> _Problem_
Which lines below mention "failure"? Pick each one out.

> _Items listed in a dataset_
+++++

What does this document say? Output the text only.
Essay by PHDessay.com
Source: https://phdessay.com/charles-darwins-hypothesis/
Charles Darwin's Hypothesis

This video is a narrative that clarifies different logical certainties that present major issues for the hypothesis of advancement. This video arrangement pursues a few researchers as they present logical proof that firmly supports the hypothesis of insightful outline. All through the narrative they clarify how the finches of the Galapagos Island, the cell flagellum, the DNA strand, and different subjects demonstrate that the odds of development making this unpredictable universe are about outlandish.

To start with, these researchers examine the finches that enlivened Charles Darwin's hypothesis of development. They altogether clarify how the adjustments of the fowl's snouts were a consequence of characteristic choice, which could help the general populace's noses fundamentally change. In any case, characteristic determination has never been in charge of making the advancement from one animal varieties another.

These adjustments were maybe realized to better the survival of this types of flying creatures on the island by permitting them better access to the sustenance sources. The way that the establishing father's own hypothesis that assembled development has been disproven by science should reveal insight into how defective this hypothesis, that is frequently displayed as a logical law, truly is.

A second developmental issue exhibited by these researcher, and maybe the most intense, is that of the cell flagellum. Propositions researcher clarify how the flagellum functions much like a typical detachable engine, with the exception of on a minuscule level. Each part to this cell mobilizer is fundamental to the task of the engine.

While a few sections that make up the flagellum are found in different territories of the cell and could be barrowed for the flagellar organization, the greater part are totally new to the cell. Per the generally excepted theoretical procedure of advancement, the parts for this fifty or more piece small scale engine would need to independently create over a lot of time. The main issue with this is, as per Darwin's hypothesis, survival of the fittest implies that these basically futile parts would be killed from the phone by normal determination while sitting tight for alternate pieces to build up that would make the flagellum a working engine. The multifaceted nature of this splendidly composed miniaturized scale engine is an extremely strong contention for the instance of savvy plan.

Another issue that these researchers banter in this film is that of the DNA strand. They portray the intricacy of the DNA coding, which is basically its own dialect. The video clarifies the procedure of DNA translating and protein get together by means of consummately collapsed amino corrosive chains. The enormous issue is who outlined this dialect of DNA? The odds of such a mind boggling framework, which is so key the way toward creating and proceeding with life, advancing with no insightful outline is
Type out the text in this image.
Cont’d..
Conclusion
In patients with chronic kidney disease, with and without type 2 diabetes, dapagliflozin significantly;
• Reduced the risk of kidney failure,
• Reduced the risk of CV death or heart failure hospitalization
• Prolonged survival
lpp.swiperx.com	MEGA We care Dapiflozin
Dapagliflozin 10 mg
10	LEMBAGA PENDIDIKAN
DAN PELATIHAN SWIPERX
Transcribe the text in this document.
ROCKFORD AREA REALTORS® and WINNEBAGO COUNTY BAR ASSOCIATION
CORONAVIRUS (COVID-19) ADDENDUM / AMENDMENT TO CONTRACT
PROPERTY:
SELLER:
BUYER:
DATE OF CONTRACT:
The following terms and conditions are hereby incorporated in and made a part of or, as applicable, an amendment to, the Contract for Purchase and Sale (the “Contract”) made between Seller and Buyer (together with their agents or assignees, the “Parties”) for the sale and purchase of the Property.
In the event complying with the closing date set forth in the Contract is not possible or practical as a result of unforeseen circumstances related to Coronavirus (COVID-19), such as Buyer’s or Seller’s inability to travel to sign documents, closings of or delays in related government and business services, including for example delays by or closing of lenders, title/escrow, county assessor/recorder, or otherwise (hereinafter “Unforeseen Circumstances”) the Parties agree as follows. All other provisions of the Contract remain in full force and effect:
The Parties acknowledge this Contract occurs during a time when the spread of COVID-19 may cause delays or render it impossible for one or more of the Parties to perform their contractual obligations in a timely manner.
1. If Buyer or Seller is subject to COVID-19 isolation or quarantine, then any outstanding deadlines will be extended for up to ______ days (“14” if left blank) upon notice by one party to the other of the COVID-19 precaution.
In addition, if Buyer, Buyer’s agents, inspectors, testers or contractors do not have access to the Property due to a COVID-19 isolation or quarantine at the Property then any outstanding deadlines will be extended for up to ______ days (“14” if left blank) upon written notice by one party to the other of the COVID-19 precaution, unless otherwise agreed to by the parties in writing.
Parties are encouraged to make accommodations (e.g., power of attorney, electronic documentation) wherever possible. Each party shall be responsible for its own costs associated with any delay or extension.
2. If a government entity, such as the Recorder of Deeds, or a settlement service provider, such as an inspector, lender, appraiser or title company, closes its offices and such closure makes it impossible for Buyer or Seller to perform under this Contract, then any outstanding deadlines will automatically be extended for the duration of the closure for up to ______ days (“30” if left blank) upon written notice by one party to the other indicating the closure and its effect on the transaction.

+++++

> _Answer to this task_
• Reduced the risk of kidney failure,
• Reduced the risk of CV death or heart failure hospitalization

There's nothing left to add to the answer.